Set task:
Can you copy out the data exactly? Leave the images out.
────────────────
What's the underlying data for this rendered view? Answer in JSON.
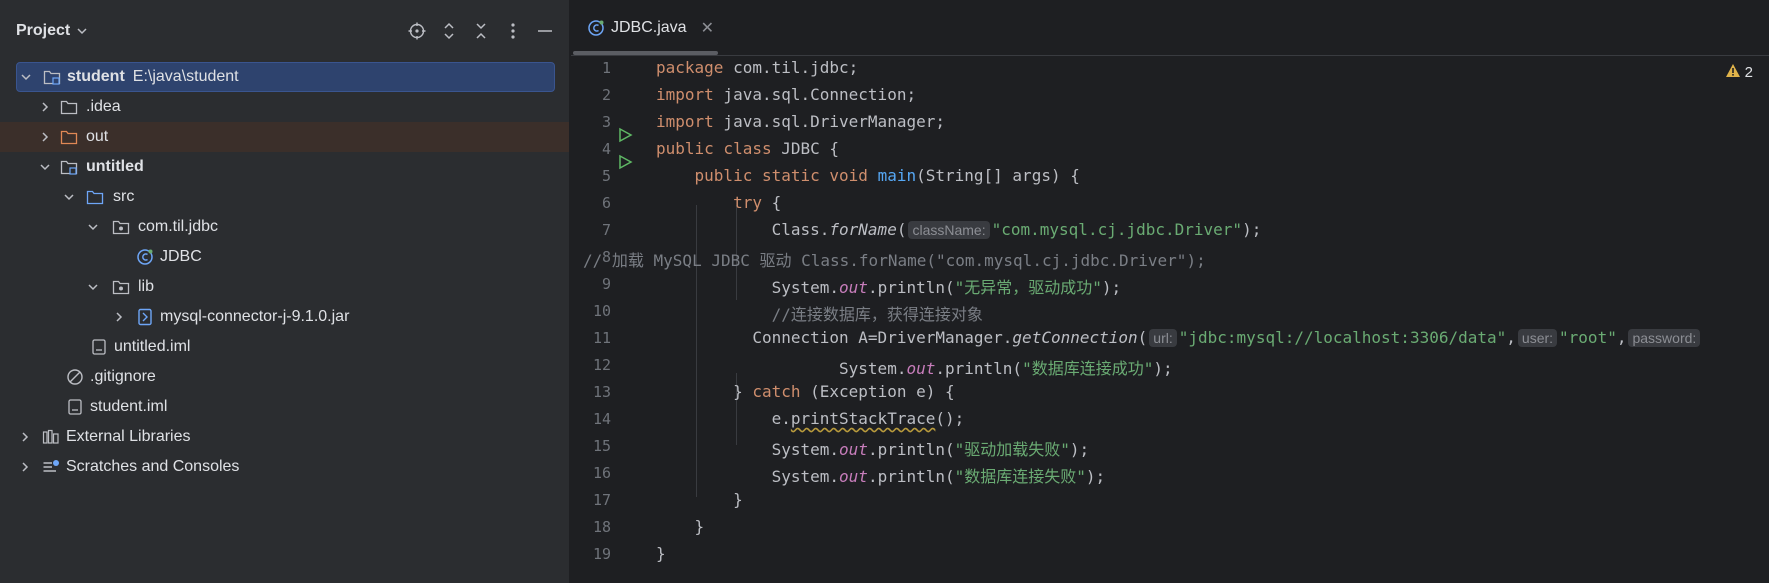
{
  "project_panel": {
    "title": "Project",
    "tree": [
      {
        "label": "student",
        "path": "E:\\java\\student",
        "bold": true
      },
      {
        "label": ".idea"
      },
      {
        "label": "out"
      },
      {
        "label": "untitled",
        "bold": true
      },
      {
        "label": "src"
      },
      {
        "label": "com.til.jdbc"
      },
      {
        "label": "JDBC"
      },
      {
        "label": "lib"
      },
      {
        "label": "mysql-connector-j-9.1.0.jar"
      },
      {
        "label": "untitled.iml"
      },
      {
        "label": ".gitignore"
      },
      {
        "label": "student.iml"
      },
      {
        "label": "External Libraries"
      },
      {
        "label": "Scratches and Consoles"
      }
    ]
  },
  "editor": {
    "tab_label": "JDBC.java",
    "warning_count": "2",
    "line_numbers": [
      "1",
      "2",
      "3",
      "4",
      "5",
      "6",
      "7",
      "8",
      "9",
      "10",
      "11",
      "12",
      "13",
      "14",
      "15",
      "16",
      "17",
      "18",
      "19"
    ],
    "code": {
      "l1": [
        "package",
        " com.til.jdbc;"
      ],
      "l2": [
        "import",
        " java.sql.Connection;"
      ],
      "l3": [
        "import",
        " java.sql.DriverManager;"
      ],
      "l4": [
        "public class",
        " JDBC {"
      ],
      "l5": [
        "    ",
        "public static void",
        " ",
        "main",
        "(String[] args) {"
      ],
      "l6": [
        "        ",
        "try",
        " {"
      ],
      "l7": [
        "            Class.",
        "forName",
        "(",
        "className:",
        "\"com.mysql.cj.jdbc.Driver\"",
        ");"
      ],
      "l8": "// 加载 MySQL JDBC 驱动 Class.forName(\"com.mysql.cj.jdbc.Driver\");",
      "l9": [
        "            System.",
        "out",
        ".println(",
        "\"无异常，驱动成功\"",
        ");"
      ],
      "l10": "            //连接数据库，获得连接对象",
      "l11": [
        "          Connection A=DriverManager.",
        "getConnection",
        "(",
        "url:",
        "\"jdbc:mysql://localhost:3306/data\"",
        ",",
        "user:",
        "\"root\"",
        ",",
        "password:"
      ],
      "l12": [
        "                   System.",
        "out",
        ".println(",
        "\"数据库连接成功\"",
        ");"
      ],
      "l13": [
        "        } ",
        "catch",
        " (Exception e) {"
      ],
      "l14": [
        "            e.",
        "printStackTrace",
        "();"
      ],
      "l15": [
        "            System.",
        "out",
        ".println(",
        "\"驱动加载失败\"",
        ");"
      ],
      "l16": [
        "            System.",
        "out",
        ".println(",
        "\"数据库连接失败\"",
        ");"
      ],
      "l17": "        }",
      "l18": "    }",
      "l19": "}"
    }
  }
}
────────────────
Full answer:
What's the underlying data for this rendered view? Answer in JSON.
{
  "project_panel": {
    "title": "Project",
    "tree": [
      {
        "label": "student",
        "path": "E:\\java\\student",
        "bold": true
      },
      {
        "label": ".idea"
      },
      {
        "label": "out"
      },
      {
        "label": "untitled",
        "bold": true
      },
      {
        "label": "src"
      },
      {
        "label": "com.til.jdbc"
      },
      {
        "label": "JDBC"
      },
      {
        "label": "lib"
      },
      {
        "label": "mysql-connector-j-9.1.0.jar"
      },
      {
        "label": "untitled.iml"
      },
      {
        "label": ".gitignore"
      },
      {
        "label": "student.iml"
      },
      {
        "label": "External Libraries"
      },
      {
        "label": "Scratches and Consoles"
      }
    ]
  },
  "editor": {
    "tab_label": "JDBC.java",
    "warning_count": "2",
    "line_numbers": [
      "1",
      "2",
      "3",
      "4",
      "5",
      "6",
      "7",
      "8",
      "9",
      "10",
      "11",
      "12",
      "13",
      "14",
      "15",
      "16",
      "17",
      "18",
      "19"
    ],
    "code": {
      "l1": [
        "package",
        " com.til.jdbc;"
      ],
      "l2": [
        "import",
        " java.sql.Connection;"
      ],
      "l3": [
        "import",
        " java.sql.DriverManager;"
      ],
      "l4": [
        "public class",
        " JDBC {"
      ],
      "l5": [
        "    ",
        "public static void",
        " ",
        "main",
        "(String[] args) {"
      ],
      "l6": [
        "        ",
        "try",
        " {"
      ],
      "l7": [
        "            Class.",
        "forName",
        "(",
        "className:",
        "\"com.mysql.cj.jdbc.Driver\"",
        ");"
      ],
      "l8": "// 加载 MySQL JDBC 驱动 Class.forName(\"com.mysql.cj.jdbc.Driver\");",
      "l9": [
        "            System.",
        "out",
        ".println(",
        "\"无异常，驱动成功\"",
        ");"
      ],
      "l10": "            //连接数据库，获得连接对象",
      "l11": [
        "          Connection A=DriverManager.",
        "getConnection",
        "(",
        "url:",
        "\"jdbc:mysql://localhost:3306/data\"",
        ",",
        "user:",
        "\"root\"",
        ",",
        "password:"
      ],
      "l12": [
        "                   System.",
        "out",
        ".println(",
        "\"数据库连接成功\"",
        ");"
      ],
      "l13": [
        "        } ",
        "catch",
        " (Exception e) {"
      ],
      "l14": [
        "            e.",
        "printStackTrace",
        "();"
      ],
      "l15": [
        "            System.",
        "out",
        ".println(",
        "\"驱动加载失败\"",
        ");"
      ],
      "l16": [
        "            System.",
        "out",
        ".println(",
        "\"数据库连接失败\"",
        ");"
      ],
      "l17": "        }",
      "l18": "    }",
      "l19": "}"
    }
  }
}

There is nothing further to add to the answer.